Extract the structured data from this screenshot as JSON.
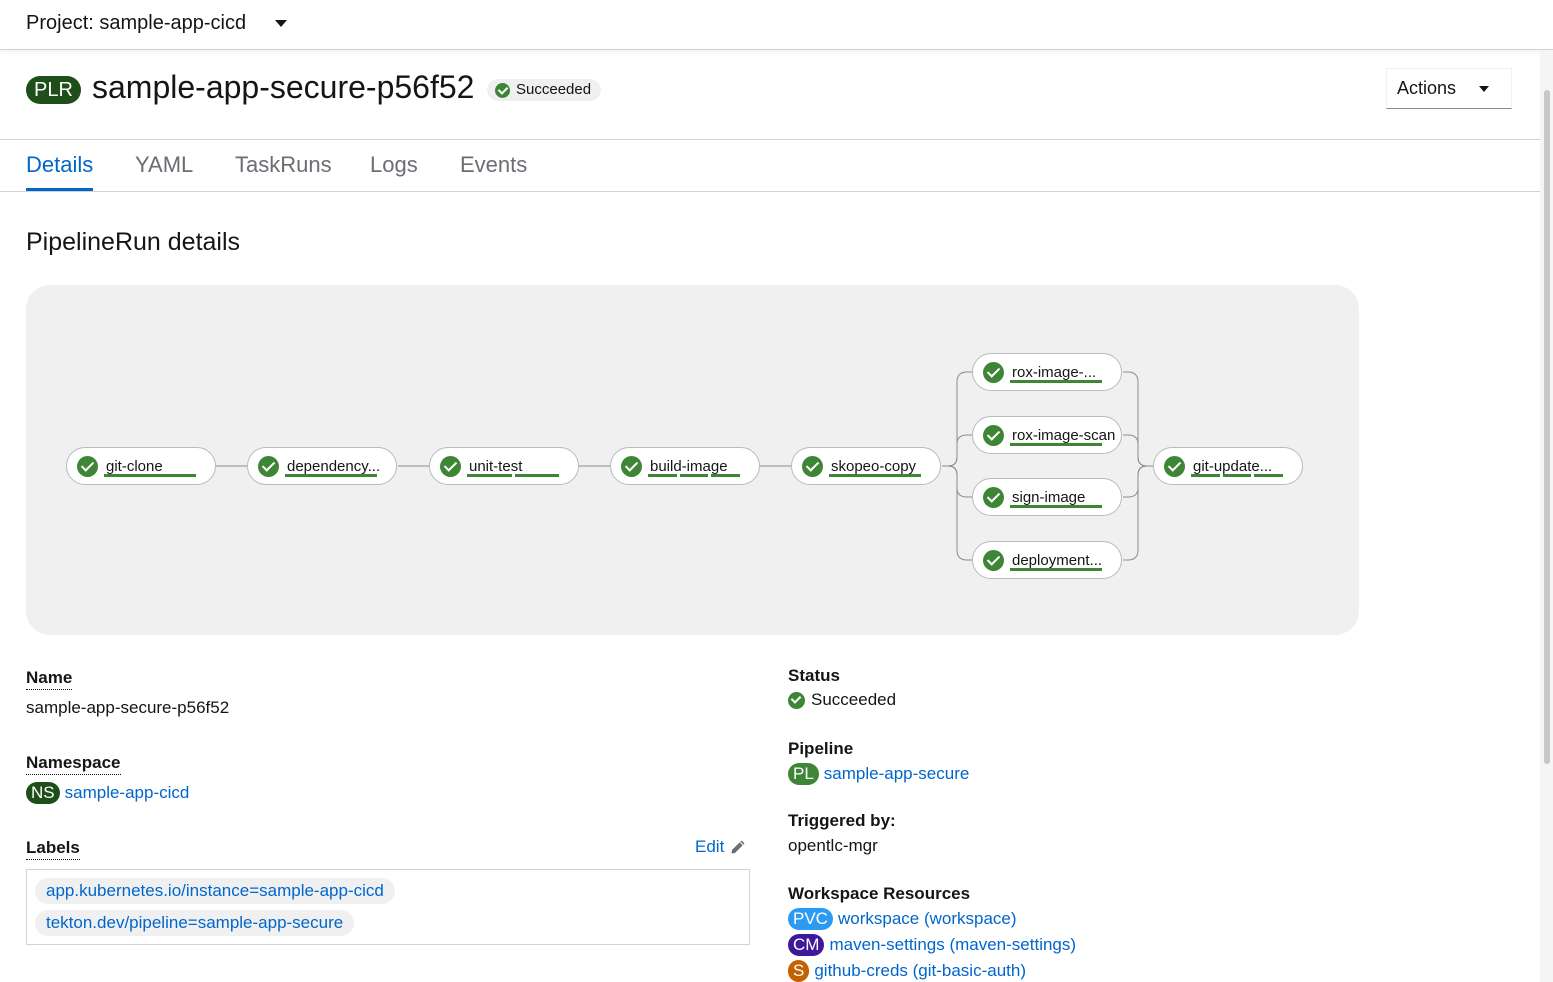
{
  "project_bar": {
    "label": "Project: sample-app-cicd"
  },
  "header": {
    "kind_badge": "PLR",
    "title": "sample-app-secure-p56f52",
    "status": "Succeeded",
    "actions_label": "Actions"
  },
  "tabs": [
    {
      "label": "Details"
    },
    {
      "label": "YAML"
    },
    {
      "label": "TaskRuns"
    },
    {
      "label": "Logs"
    },
    {
      "label": "Events"
    }
  ],
  "section_title": "PipelineRun details",
  "pipeline": {
    "tasks": [
      {
        "id": "git-clone",
        "label": "git-clone",
        "status": "Succeeded",
        "steps": 1
      },
      {
        "id": "dependency",
        "label": "dependency...",
        "status": "Succeeded",
        "steps": 1
      },
      {
        "id": "unit-test",
        "label": "unit-test",
        "status": "Succeeded",
        "steps": 2
      },
      {
        "id": "build-image",
        "label": "build-image",
        "status": "Succeeded",
        "steps": 3
      },
      {
        "id": "skopeo-copy",
        "label": "skopeo-copy",
        "status": "Succeeded",
        "steps": 1
      },
      {
        "id": "rox-image-check",
        "label": "rox-image-...",
        "status": "Succeeded",
        "steps": 1
      },
      {
        "id": "rox-image-scan",
        "label": "rox-image-scan",
        "status": "Succeeded",
        "steps": 1
      },
      {
        "id": "sign-image",
        "label": "sign-image",
        "status": "Succeeded",
        "steps": 1
      },
      {
        "id": "deployment",
        "label": "deployment...",
        "status": "Succeeded",
        "steps": 1
      },
      {
        "id": "git-update",
        "label": "git-update...",
        "status": "Succeeded",
        "steps": 3
      }
    ]
  },
  "details": {
    "name_label": "Name",
    "name_value": "sample-app-secure-p56f52",
    "namespace_label": "Namespace",
    "namespace_badge": "NS",
    "namespace_value": "sample-app-cicd",
    "labels_label": "Labels",
    "edit_label": "Edit",
    "labels": [
      "app.kubernetes.io/instance=sample-app-cicd",
      "tekton.dev/pipeline=sample-app-secure"
    ],
    "status_label": "Status",
    "status_value": "Succeeded",
    "pipeline_label": "Pipeline",
    "pipeline_badge": "PL",
    "pipeline_value": "sample-app-secure",
    "triggered_label": "Triggered by:",
    "triggered_value": "opentlc-mgr",
    "workspace_label": "Workspace Resources",
    "workspaces": [
      {
        "badge": "PVC",
        "value": "workspace (workspace)",
        "color": "#2b9af3"
      },
      {
        "badge": "CM",
        "value": "maven-settings (maven-settings)",
        "color": "#40199a"
      },
      {
        "badge": "S",
        "value": "github-creds (git-basic-auth)",
        "color": "#c46100"
      }
    ]
  },
  "colors": {
    "accent": "#0066cc",
    "success": "#3e8635",
    "plr_badge": "#1e4f18",
    "ns_badge": "#1e4f18",
    "pl_badge": "#3e8635"
  }
}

WHAT TO DO:
Pull out every line of the records above that contains the word "scan".

COMPLETE OUTPUT:
        "id": "rox-image-scan",
        "label": "rox-image-scan",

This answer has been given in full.